Extract each line from the entries below that has the string "name" in it.

————

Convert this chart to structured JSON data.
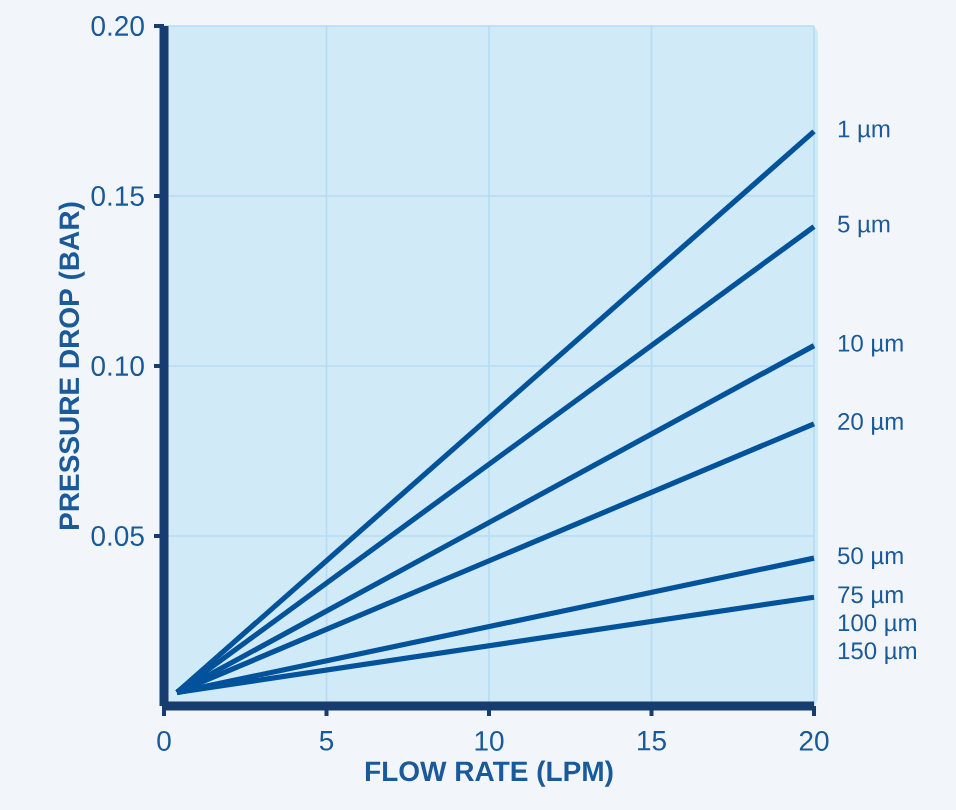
{
  "chart_data": {
    "type": "line",
    "xlabel": "FLOW RATE (LPM)",
    "ylabel": "PRESSURE DROP (BAR)",
    "x": [
      0.4,
      20
    ],
    "series": [
      {
        "name": "1 µm",
        "color": "#00529b",
        "values": [
          0.004,
          0.169
        ]
      },
      {
        "name": "5 µm",
        "color": "#00529b",
        "values": [
          0.004,
          0.141
        ]
      },
      {
        "name": "10 µm",
        "color": "#00529b",
        "values": [
          0.004,
          0.106
        ]
      },
      {
        "name": "20 µm",
        "color": "#00529b",
        "values": [
          0.004,
          0.083
        ]
      },
      {
        "name": "50 µm",
        "color": "#00529b",
        "values": [
          0.004,
          0.0435
        ]
      },
      {
        "name": "75 µm",
        "color": "#00529b",
        "values": [
          0.004,
          0.032
        ]
      }
    ],
    "annotations": [
      "100 µm",
      "150 µm"
    ],
    "xlim": [
      0,
      20
    ],
    "ylim": [
      0,
      0.2
    ],
    "xticks": [
      0,
      5,
      10,
      15,
      20
    ],
    "yticks": [
      0.05,
      {
        "value": 0.1,
        "label": "0.10"
      },
      0.15,
      {
        "value": 0.2,
        "label": "0.20"
      }
    ],
    "grid": true
  }
}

————

▶ Correct answer:
        "name": "1 µm",
        "name": "5 µm",
        "name": "10 µm",
        "name": "20 µm",
        "name": "50 µm",
        "name": "75 µm",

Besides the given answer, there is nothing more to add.